/---
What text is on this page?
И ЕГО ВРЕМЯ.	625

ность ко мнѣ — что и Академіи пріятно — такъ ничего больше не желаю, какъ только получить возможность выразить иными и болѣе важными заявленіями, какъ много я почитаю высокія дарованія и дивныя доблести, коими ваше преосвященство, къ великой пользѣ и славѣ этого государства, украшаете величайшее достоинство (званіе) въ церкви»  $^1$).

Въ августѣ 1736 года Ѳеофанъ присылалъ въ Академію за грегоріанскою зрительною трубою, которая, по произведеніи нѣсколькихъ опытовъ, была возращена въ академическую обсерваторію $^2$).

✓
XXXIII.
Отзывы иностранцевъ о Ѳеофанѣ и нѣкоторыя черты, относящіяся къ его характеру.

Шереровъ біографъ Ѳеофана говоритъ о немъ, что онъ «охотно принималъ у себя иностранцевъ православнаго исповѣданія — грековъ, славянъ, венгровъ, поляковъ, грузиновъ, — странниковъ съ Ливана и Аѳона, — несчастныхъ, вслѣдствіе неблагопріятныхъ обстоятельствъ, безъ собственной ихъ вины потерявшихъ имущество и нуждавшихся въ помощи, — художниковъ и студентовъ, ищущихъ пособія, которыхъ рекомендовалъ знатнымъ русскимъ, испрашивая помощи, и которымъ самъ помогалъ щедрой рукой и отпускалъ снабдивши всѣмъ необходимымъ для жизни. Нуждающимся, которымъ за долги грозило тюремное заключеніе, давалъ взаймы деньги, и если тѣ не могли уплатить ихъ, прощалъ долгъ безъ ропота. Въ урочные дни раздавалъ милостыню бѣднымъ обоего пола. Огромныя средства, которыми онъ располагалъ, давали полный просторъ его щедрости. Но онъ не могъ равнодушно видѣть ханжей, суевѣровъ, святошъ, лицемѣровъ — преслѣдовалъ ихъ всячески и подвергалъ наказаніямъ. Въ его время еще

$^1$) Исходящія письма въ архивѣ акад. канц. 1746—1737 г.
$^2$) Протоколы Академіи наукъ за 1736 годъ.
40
\---
* _WHAT NEEDS TO BE DONE_
Pick out every line above that contains the word "Академіи" and copy it.

* _ANSWER FOR THIS EXERCISE_
ность ко мнѣ — что и Академіи пріятно — такъ ничего больше не желаю, какъ только получить возможность выразить иными и болѣе важными заявленіями, какъ много я почитаю высокія дарованія и дивныя доблести, коими ваше преосвященство, къ великой пользѣ и славѣ этого государства, украшаете величайшее достоинство (званіе) въ церкви»  $^1$).
$^2$) Протоколы Академіи наукъ за 1736 годъ.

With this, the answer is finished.